The drawing in itself is of no consequence except as it stands for the record of an exploration and discovery.The teacher, to succeed, must be able at a glance to determine whether the child is recording concept or percept.

The result of training the child to explore, discover, and record is shown by the dotted line beginning at the eleventh year on line 2 of large chart, ending at fourteenth year (No. 30). This line is the history of a parochial school. The pupils had thirty minutes' exercise a week for about thirty weeks a year up to the first circle, from then on one hour a week for about thirty-five weeks a year. The average rate of increase in power of observation equals maintaining the average rate from the ninth to the tenth year, to the fourteenth; twenty per cent above the average of their age, ten per cent above the adult average. The line beginning in a circle at the sixteenth year, ending at nineteenth year at No. 19, is the history of a high-school class under the same drawing teacher as the above described. They received four times the training (one hundred and eighty hours a year) given the parochial school, and made, as the chart shows, exactly the same increase in two years that the former compassed in eighteen months. All the lines between these two are of classes trained by the same drawing teacher and the same method; the numbers in which they terminate indicate the number of pupils of which the circle is the center.

Is it not possible that between the lines 30 and 19 we may read the record of the atrophy suffered because of too much instructing, by putting the child in possession of facts instead of faculties, described by Dr. H. E. Armstrong, F. R. S., and in the article[1] in which he also writes: "In the future all subjects must be taught scientifically at school, in order to inculcate those habits of mind which are termed scientific habits; the teaching of scientific methods—not the mere shibboleths of some branch of natural science"?

We see by the chart that the class that began to study drawing as a science at eleven, at twelve and a half had reached seventy-seven per cent, three and a half years in advance of the later class; they reached eighty-five per cent four years in advance of the (31) boys of the high-school class, and that at an expenditure of one fourth the time.

The value of this training is necessarily a matter of opinion. The regular teachers of the classes shown on the chart at positions 29, 28, 33, 51, 39, 44, estimate that the one hour per week exercise in drawing as a science study, by the reduction of time required for a certain subject, makes the class of fourteen years


  1. Popular Science Monthly, September, 1894.

-*-*-

■ **EXERCISES**
1. Copy the passage on drawing instruction from "We see by the" up to and including "fourth the time.".
2. Repeat the records from their start up to and including the line with "county-boundaries: [193, 117, 701, 567]".

■ **DATA RECORDS**
-*-*-

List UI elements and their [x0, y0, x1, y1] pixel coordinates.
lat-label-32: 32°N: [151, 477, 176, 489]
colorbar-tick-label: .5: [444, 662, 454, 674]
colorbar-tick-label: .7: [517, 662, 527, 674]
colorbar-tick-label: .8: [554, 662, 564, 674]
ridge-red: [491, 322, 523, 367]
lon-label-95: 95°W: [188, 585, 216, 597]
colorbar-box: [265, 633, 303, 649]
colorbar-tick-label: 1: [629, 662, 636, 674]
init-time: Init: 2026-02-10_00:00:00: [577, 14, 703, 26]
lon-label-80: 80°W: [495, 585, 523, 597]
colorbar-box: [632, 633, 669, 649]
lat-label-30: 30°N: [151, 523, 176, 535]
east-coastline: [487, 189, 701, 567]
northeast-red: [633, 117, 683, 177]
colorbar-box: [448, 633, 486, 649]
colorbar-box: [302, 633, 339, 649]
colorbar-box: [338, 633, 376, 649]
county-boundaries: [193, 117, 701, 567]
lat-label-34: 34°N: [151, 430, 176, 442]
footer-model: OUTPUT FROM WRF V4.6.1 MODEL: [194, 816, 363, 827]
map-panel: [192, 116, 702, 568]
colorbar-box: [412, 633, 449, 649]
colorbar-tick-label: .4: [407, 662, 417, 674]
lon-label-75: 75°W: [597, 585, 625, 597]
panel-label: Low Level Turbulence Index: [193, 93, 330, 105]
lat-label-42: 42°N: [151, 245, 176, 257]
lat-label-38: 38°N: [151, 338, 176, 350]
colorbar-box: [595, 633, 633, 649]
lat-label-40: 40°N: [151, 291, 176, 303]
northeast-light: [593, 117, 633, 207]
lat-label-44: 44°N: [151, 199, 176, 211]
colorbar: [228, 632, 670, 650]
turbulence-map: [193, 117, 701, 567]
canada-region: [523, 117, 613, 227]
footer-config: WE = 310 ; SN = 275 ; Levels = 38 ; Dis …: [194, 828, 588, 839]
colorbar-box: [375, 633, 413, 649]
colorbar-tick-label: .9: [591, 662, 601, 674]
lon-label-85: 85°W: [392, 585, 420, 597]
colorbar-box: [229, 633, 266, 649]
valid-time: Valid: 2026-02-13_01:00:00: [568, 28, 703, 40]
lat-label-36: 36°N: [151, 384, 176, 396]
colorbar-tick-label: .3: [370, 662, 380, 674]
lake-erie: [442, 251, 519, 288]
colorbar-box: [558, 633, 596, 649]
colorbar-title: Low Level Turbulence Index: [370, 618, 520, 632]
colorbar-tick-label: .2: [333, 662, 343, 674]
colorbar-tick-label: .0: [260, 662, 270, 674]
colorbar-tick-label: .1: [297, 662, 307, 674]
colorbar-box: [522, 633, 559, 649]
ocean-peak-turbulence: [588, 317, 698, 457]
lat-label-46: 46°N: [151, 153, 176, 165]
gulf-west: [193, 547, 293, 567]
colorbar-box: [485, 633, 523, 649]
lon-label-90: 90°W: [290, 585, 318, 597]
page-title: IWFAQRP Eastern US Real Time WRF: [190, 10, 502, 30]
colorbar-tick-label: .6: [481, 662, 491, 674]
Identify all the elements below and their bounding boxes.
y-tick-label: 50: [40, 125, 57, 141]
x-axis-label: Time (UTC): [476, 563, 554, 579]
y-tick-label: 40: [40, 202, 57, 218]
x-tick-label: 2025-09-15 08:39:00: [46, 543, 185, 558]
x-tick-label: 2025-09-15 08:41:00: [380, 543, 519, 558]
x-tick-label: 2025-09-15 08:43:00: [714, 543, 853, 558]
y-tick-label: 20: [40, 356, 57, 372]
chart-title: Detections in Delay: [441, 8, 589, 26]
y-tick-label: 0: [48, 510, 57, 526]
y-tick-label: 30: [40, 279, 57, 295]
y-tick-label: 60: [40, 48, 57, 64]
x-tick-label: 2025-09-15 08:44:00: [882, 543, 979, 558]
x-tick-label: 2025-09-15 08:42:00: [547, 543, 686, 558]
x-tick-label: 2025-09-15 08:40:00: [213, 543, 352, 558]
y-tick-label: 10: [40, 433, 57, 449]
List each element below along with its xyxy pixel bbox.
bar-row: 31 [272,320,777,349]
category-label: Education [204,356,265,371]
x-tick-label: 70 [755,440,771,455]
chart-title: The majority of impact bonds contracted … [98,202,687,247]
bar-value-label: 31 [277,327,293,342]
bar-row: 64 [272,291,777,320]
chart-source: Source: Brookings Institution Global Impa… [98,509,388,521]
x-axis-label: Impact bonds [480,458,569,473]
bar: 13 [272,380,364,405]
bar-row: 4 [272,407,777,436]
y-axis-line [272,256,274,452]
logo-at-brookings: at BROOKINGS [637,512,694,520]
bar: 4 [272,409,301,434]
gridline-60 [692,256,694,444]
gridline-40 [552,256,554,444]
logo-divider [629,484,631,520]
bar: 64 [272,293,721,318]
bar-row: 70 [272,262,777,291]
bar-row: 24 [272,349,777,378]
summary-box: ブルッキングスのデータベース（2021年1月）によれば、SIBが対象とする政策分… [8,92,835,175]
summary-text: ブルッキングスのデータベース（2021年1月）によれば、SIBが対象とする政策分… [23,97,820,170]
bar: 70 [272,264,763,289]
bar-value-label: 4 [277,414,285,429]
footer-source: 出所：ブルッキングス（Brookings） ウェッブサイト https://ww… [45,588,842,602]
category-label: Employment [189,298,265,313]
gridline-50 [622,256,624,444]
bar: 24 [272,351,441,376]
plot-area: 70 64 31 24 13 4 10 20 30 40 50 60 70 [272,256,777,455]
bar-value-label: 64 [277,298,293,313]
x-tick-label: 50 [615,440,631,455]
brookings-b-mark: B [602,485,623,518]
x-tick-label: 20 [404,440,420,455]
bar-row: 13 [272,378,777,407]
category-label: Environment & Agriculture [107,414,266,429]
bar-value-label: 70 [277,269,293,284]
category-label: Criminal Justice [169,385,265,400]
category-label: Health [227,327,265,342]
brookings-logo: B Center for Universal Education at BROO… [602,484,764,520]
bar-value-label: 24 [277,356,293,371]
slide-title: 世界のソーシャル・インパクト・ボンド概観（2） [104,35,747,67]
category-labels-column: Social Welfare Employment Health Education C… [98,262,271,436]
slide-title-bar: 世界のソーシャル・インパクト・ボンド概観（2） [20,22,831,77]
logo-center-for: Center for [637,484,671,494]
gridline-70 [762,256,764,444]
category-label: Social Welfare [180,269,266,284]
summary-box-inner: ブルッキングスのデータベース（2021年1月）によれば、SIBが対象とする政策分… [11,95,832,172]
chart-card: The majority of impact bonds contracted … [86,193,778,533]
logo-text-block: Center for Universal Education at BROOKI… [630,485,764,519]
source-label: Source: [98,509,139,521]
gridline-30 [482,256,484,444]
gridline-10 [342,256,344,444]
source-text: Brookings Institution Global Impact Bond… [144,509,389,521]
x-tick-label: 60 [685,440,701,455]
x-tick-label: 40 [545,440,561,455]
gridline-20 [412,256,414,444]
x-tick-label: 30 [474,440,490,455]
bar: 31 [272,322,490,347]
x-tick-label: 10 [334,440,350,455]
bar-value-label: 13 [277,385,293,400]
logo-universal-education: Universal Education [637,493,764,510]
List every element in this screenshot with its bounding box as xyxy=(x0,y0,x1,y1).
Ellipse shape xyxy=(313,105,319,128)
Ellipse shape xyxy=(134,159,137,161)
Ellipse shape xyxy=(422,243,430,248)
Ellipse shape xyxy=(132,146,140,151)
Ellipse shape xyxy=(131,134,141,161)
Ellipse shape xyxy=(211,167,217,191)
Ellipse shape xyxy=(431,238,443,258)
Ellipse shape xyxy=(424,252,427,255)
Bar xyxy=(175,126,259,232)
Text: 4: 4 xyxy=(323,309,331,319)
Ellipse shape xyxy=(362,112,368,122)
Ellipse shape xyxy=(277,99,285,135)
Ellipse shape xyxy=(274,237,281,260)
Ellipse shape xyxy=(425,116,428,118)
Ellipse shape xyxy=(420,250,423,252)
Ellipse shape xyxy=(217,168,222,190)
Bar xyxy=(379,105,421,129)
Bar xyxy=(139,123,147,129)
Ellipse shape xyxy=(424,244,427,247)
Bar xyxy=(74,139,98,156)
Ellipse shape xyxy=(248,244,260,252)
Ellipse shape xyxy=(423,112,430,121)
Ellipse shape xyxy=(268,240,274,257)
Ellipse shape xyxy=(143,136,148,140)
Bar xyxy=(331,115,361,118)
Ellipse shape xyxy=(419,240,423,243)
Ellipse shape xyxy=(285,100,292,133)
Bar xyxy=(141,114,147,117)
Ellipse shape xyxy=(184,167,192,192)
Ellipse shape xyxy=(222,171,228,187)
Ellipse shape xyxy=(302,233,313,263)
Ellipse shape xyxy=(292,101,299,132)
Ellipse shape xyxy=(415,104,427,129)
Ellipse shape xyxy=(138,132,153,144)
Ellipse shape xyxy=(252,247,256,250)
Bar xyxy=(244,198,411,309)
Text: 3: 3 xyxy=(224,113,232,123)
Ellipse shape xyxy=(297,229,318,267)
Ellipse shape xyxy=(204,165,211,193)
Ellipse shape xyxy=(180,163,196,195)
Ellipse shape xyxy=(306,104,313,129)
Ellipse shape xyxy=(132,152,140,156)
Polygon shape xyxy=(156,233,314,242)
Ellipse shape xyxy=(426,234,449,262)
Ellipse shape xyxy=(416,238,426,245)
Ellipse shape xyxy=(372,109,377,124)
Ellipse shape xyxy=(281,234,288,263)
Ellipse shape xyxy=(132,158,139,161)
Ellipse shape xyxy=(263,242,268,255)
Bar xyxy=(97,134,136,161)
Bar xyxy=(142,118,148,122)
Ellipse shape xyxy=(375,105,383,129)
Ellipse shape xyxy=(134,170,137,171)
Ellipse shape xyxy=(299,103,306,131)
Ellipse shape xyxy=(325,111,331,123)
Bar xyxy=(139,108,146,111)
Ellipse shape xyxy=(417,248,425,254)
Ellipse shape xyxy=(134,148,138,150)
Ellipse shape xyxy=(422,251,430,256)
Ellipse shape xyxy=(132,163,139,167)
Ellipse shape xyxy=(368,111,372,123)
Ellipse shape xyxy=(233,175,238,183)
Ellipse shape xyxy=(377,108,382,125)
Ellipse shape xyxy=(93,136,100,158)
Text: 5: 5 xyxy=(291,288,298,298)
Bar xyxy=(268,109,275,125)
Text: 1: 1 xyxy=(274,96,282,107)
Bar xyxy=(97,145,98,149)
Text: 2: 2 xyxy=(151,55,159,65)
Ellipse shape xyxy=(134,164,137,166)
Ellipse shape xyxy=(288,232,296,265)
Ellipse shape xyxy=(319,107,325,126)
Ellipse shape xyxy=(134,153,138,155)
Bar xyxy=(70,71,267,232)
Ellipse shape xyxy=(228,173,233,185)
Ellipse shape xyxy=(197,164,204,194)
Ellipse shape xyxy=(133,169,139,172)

-*-*-

■ **RESULTS FOR THE EXERCISE**
1.
We see by the chart that the class that began to study drawing as a science at eleven, at twelve and a half had reached seventy-seven per cent, three and a half years in advance of the later class; they reached eighty-five per cent four years in advance of the (31) boys of the high-school class, and that at an expenditure of one fourth the time.

2.
List UI elements and their [x0, y0, x1, y1] pixel coordinates.
lat-label-32: 32°N: [151, 477, 176, 489]
colorbar-tick-label: .5: [444, 662, 454, 674]
colorbar-tick-label: .7: [517, 662, 527, 674]
colorbar-tick-label: .8: [554, 662, 564, 674]
ridge-red: [491, 322, 523, 367]
lon-label-95: 95°W: [188, 585, 216, 597]
colorbar-box: [265, 633, 303, 649]
colorbar-tick-label: 1: [629, 662, 636, 674]
init-time: Init: 2026-02-10_00:00:00: [577, 14, 703, 26]
lon-label-80: 80°W: [495, 585, 523, 597]
colorbar-box: [632, 633, 669, 649]
lat-label-30: 30°N: [151, 523, 176, 535]
east-coastline: [487, 189, 701, 567]
northeast-red: [633, 117, 683, 177]
colorbar-box: [448, 633, 486, 649]
colorbar-box: [302, 633, 339, 649]
colorbar-box: [338, 633, 376, 649]
county-boundaries: [193, 117, 701, 567]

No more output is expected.